Job:
Can you restate the records below word for word?

(Stored items)
********************
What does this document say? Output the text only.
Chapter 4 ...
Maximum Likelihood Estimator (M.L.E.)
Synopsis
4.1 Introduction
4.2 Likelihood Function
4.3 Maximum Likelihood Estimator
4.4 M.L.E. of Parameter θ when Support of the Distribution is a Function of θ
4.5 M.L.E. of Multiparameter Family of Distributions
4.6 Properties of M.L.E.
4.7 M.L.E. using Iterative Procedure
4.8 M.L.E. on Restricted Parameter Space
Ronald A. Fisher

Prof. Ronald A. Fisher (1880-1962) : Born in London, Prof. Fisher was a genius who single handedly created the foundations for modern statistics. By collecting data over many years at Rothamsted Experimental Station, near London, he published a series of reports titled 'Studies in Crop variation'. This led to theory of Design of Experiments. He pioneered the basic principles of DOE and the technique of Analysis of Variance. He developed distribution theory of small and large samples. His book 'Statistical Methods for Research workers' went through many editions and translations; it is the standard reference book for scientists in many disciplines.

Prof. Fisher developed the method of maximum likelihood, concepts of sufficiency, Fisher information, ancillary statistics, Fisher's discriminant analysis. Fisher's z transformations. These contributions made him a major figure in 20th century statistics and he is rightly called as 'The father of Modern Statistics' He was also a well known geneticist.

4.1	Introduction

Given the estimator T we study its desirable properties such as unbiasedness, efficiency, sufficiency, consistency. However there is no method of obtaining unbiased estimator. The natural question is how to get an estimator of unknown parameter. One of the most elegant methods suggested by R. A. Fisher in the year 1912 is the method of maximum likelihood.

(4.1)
********************
Correct answer:
What does this document say? Output the text only.
Chapter 4 ...
Maximum Likelihood Estimator (M.L.E.)
Synopsis
4.1 Introduction
4.2 Likelihood Function
4.3 Maximum Likelihood Estimator
4.4 M.L.E. of Parameter θ when Support of the Distribution is a Function of θ
4.5 M.L.E. of Multiparameter Family of Distributions
4.6 Properties of M.L.E.
4.7 M.L.E. using Iterative Procedure
4.8 M.L.E. on Restricted Parameter Space
Ronald A. Fisher

Prof. Ronald A. Fisher (1880-1962) : Born in London, Prof. Fisher was a genius who single handedly created the foundations for modern statistics. By collecting data over many years at Rothamsted Experimental Station, near London, he published a series of reports titled 'Studies in Crop variation'. This led to theory of Design of Experiments. He pioneered the basic principles of DOE and the technique of Analysis of Variance. He developed distribution theory of small and large samples. His book 'Statistical Methods for Research workers' went through many editions and translations; it is the standard reference book for scientists in many disciplines.

Prof. Fisher developed the method of maximum likelihood, concepts of sufficiency, Fisher information, ancillary statistics, Fisher's discriminant analysis. Fisher's z transformations. These contributions made him a major figure in 20th century statistics and he is rightly called as 'The father of Modern Statistics' He was also a well known geneticist.

4.1	Introduction

Given the estimator T we study its desirable properties such as unbiasedness, efficiency, sufficiency, consistency. However there is no method of obtaining unbiased estimator. The natural question is how to get an estimator of unknown parameter. One of the most elegant methods suggested by R. A. Fisher in the year 1912 is the method of maximum likelihood.

(4.1)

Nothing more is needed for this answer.